CHALLENGE: Look below and pull out each line with the word "this".

DATA SECTION:
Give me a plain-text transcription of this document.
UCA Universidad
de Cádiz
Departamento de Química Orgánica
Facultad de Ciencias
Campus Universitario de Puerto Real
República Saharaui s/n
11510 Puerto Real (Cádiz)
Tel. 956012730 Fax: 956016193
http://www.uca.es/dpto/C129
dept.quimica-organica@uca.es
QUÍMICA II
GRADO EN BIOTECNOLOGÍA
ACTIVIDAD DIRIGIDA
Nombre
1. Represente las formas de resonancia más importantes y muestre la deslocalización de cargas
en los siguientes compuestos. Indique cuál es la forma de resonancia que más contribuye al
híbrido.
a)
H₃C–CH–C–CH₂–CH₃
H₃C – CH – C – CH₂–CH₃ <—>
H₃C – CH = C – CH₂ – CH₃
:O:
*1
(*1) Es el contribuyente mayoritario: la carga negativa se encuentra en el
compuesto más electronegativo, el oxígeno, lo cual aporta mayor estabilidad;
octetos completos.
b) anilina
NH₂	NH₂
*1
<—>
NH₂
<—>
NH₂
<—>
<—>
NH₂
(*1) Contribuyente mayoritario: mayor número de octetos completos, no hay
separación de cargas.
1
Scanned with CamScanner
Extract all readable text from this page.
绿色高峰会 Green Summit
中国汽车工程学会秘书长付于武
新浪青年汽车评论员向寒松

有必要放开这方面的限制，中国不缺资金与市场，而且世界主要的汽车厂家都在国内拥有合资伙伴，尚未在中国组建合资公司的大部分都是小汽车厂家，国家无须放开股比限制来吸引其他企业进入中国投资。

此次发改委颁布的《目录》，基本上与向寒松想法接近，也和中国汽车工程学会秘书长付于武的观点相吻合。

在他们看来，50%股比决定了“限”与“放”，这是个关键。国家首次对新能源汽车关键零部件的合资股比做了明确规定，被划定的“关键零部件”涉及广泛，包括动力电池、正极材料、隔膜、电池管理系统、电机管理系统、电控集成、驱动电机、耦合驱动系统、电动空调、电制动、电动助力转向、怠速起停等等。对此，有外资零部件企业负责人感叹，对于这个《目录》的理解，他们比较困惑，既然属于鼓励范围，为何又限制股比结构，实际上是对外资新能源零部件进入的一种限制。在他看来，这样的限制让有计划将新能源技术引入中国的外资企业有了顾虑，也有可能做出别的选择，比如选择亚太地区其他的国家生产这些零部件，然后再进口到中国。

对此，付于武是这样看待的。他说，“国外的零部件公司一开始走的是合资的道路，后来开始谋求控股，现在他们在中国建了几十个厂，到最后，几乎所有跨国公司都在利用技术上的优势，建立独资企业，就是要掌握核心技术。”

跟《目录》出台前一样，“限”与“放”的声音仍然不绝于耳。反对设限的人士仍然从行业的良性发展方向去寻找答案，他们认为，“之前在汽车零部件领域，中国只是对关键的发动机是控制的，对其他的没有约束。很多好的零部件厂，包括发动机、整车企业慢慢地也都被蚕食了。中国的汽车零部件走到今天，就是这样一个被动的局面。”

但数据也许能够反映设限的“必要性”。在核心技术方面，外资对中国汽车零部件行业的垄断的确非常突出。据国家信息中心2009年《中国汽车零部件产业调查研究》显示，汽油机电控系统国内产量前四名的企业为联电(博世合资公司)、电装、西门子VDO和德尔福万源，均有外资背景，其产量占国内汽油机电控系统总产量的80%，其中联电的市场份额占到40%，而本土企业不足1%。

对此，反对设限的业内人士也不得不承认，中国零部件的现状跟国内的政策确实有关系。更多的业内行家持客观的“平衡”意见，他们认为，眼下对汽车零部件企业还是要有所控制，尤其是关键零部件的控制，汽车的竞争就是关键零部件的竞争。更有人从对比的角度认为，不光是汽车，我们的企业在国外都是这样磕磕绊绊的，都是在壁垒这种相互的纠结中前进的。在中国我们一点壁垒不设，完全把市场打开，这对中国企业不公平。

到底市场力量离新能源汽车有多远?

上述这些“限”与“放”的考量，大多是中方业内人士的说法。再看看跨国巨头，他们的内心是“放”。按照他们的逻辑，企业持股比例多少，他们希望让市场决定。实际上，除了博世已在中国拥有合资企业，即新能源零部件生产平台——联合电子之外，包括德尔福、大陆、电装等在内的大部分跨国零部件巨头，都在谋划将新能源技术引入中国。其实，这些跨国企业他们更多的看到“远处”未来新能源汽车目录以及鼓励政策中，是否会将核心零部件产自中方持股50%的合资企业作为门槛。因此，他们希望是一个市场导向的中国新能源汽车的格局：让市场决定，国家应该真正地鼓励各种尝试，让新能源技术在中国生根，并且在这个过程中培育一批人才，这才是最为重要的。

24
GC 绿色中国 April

PROBLEM SOLUTION:
Give me a plain-text transcription of this document.
Extract all readable text from this page.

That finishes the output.